Render the following material again verbatim, leaving nothing out.

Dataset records

-=-=-=-=-

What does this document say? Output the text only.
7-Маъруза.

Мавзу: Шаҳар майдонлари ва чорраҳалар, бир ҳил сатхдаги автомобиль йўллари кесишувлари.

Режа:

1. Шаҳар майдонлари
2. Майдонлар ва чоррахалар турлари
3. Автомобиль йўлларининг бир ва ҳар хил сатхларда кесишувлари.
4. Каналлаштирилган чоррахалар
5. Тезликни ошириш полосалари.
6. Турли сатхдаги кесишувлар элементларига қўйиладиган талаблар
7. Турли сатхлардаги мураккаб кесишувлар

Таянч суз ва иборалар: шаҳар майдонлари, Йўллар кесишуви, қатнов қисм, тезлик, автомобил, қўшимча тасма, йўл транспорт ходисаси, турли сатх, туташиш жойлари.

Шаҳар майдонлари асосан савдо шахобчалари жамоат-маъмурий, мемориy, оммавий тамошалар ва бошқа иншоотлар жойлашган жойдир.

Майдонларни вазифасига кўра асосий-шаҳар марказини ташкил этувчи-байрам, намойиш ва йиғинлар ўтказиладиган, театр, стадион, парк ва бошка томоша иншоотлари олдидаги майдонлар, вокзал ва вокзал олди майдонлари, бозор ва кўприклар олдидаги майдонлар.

-=-=-=-=-

#### CORRECT OUTPUT:
What does this document say? Output the text only.
7-Маъруза.

Мавзу: Шаҳар майдонлари ва чорраҳалар, бир ҳил сатхдаги автомобиль йўллари кесишувлари.

Режа:

1. Шаҳар майдонлари
2. Майдонлар ва чоррахалар турлари
3. Автомобиль йўлларининг бир ва ҳар хил сатхларда кесишувлари.
4. Каналлаштирилган чоррахалар
5. Тезликни ошириш полосалари.
6. Турли сатхдаги кесишувлар элементларига қўйиладиган талаблар
7. Турли сатхлардаги мураккаб кесишувлар

Таянч суз ва иборалар: шаҳар майдонлари, Йўллар кесишуви, қатнов қисм, тезлик, автомобил, қўшимча тасма, йўл транспорт ходисаси, турли сатх, туташиш жойлари.

Шаҳар майдонлари асосан савдо шахобчалари жамоат-маъмурий, мемориy, оммавий тамошалар ва бошқа иншоотлар жойлашган жойдир.

Майдонларни вазифасига кўра асосий-шаҳар марказини ташкил этувчи-байрам, намойиш ва йиғинлар ўтказиладиган, театр, стадион, парк ва бошка томоша иншоотлари олдидаги майдонлар, вокзал ва вокзал олди майдонлари, бозор ва кўприклар олдидаги майдонлар.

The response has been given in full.